- TASK STATEMENT
Your task is to copy the material exactly.

— BEGIN DATA SECTION —

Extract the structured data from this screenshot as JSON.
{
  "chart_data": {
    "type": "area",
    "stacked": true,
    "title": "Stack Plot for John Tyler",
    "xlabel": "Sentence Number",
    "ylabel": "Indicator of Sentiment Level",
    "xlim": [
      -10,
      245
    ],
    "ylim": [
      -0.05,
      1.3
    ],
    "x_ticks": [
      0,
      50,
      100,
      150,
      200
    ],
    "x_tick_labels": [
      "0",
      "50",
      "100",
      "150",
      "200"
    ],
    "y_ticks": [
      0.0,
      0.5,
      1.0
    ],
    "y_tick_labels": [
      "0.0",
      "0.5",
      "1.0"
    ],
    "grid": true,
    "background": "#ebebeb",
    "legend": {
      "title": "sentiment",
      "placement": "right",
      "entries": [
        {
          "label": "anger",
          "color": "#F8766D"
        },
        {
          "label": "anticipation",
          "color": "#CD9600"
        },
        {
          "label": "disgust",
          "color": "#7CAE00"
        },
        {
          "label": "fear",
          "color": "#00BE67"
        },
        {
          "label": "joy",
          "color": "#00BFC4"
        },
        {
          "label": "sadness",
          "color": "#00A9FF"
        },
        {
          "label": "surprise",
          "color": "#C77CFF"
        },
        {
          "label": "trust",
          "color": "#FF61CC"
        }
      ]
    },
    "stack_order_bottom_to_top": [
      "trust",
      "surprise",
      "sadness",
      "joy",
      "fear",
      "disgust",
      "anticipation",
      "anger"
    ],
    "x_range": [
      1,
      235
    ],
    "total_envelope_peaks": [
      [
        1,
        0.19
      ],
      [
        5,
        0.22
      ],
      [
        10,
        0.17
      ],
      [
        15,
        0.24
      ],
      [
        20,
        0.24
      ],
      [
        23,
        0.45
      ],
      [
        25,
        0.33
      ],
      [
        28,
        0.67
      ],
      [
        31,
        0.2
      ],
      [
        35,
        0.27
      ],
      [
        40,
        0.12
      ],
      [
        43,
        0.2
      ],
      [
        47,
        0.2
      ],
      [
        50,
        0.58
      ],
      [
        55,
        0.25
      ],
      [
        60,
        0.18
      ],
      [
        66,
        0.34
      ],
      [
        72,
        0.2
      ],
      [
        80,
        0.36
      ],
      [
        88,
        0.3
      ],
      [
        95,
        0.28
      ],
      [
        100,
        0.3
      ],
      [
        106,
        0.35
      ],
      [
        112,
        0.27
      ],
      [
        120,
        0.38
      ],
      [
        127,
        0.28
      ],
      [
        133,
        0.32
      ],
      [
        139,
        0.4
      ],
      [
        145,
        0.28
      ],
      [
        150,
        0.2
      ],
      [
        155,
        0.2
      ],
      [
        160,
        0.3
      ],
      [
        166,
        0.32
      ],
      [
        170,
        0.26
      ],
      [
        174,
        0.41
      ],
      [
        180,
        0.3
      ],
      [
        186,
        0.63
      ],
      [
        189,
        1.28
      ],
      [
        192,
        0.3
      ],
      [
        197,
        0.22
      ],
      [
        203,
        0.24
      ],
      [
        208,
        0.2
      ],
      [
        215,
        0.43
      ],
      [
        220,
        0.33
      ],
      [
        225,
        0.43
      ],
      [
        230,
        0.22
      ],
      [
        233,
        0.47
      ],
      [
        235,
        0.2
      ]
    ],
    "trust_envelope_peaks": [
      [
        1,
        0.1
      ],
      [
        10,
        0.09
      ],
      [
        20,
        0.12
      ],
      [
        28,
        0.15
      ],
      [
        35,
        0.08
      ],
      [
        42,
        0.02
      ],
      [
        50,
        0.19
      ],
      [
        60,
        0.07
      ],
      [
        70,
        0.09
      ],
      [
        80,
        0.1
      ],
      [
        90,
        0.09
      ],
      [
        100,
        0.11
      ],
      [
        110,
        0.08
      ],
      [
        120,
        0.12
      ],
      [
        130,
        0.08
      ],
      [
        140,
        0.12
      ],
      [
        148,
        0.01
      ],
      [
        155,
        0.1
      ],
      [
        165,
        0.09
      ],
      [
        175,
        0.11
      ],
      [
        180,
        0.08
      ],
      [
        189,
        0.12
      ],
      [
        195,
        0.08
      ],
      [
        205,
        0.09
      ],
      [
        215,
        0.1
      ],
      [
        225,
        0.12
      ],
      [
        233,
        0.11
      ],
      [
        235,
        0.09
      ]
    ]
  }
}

— END DATA SECTION —

- EXPECTED OUTPUT
Extract the structured data from this screenshot as JSON.
{
  "chart_data": {
    "type": "area",
    "stacked": true,
    "title": "Stack Plot for John Tyler",
    "xlabel": "Sentence Number",
    "ylabel": "Indicator of Sentiment Level",
    "xlim": [
      -10,
      245
    ],
    "ylim": [
      -0.05,
      1.3
    ],
    "x_ticks": [
      0,
      50,
      100,
      150,
      200
    ],
    "x_tick_labels": [
      "0",
      "50",
      "100",
      "150",
      "200"
    ],
    "y_ticks": [
      0.0,
      0.5,
      1.0
    ],
    "y_tick_labels": [
      "0.0",
      "0.5",
      "1.0"
    ],
    "grid": true,
    "background": "#ebebeb",
    "legend": {
      "title": "sentiment",
      "placement": "right",
      "entries": [
        {
          "label": "anger",
          "color": "#F8766D"
        },
        {
          "label": "anticipation",
          "color": "#CD9600"
        },
        {
          "label": "disgust",
          "color": "#7CAE00"
        },
        {
          "label": "fear",
          "color": "#00BE67"
        },
        {
          "label": "joy",
          "color": "#00BFC4"
        },
        {
          "label": "sadness",
          "color": "#00A9FF"
        },
        {
          "label": "surprise",
          "color": "#C77CFF"
        },
        {
          "label": "trust",
          "color": "#FF61CC"
        }
      ]
    },
    "stack_order_bottom_to_top": [
      "trust",
      "surprise",
      "sadness",
      "joy",
      "fear",
      "disgust",
      "anticipation",
      "anger"
    ],
    "x_range": [
      1,
      235
    ],
    "total_envelope_peaks": [
      [
        1,
        0.19
      ],
      [
        5,
        0.22
      ],
      [
        10,
        0.17
      ],
      [
        15,
        0.24
      ],
      [
        20,
        0.24
      ],
      [
        23,
        0.45
      ],
      [
        25,
        0.33
      ],
      [
        28,
        0.67
      ],
      [
        31,
        0.2
      ],
      [
        35,
        0.27
      ],
      [
        40,
        0.12
      ],
      [
        43,
        0.2
      ],
      [
        47,
        0.2
      ],
      [
        50,
        0.58
      ],
      [
        55,
        0.25
      ],
      [
        60,
        0.18
      ],
      [
        66,
        0.34
      ],
      [
        72,
        0.2
      ],
      [
        80,
        0.36
      ],
      [
        88,
        0.3
      ],
      [
        95,
        0.28
      ],
      [
        100,
        0.3
      ],
      [
        106,
        0.35
      ],
      [
        112,
        0.27
      ],
      [
        120,
        0.38
      ],
      [
        127,
        0.28
      ],
      [
        133,
        0.32
      ],
      [
        139,
        0.4
      ],
      [
        145,
        0.28
      ],
      [
        150,
        0.2
      ],
      [
        155,
        0.2
      ],
      [
        160,
        0.3
      ],
      [
        166,
        0.32
      ],
      [
        170,
        0.26
      ],
      [
        174,
        0.41
      ],
      [
        180,
        0.3
      ],
      [
        186,
        0.63
      ],
      [
        189,
        1.28
      ],
      [
        192,
        0.3
      ],
      [
        197,
        0.22
      ],
      [
        203,
        0.24
      ],
      [
        208,
        0.2
      ],
      [
        215,
        0.43
      ],
      [
        220,
        0.33
      ],
      [
        225,
        0.43
      ],
      [
        230,
        0.22
      ],
      [
        233,
        0.47
      ],
      [
        235,
        0.2
      ]
    ],
    "trust_envelope_peaks": [
      [
        1,
        0.1
      ],
      [
        10,
        0.09
      ],
      [
        20,
        0.12
      ],
      [
        28,
        0.15
      ],
      [
        35,
        0.08
      ],
      [
        42,
        0.02
      ],
      [
        50,
        0.19
      ],
      [
        60,
        0.07
      ],
      [
        70,
        0.09
      ],
      [
        80,
        0.1
      ],
      [
        90,
        0.09
      ],
      [
        100,
        0.11
      ],
      [
        110,
        0.08
      ],
      [
        120,
        0.12
      ],
      [
        130,
        0.08
      ],
      [
        140,
        0.12
      ],
      [
        148,
        0.01
      ],
      [
        155,
        0.1
      ],
      [
        165,
        0.09
      ],
      [
        175,
        0.11
      ],
      [
        180,
        0.08
      ],
      [
        189,
        0.12
      ],
      [
        195,
        0.08
      ],
      [
        205,
        0.09
      ],
      [
        215,
        0.1
      ],
      [
        225,
        0.12
      ],
      [
        233,
        0.11
      ],
      [
        235,
        0.09
      ]
    ]
  }
}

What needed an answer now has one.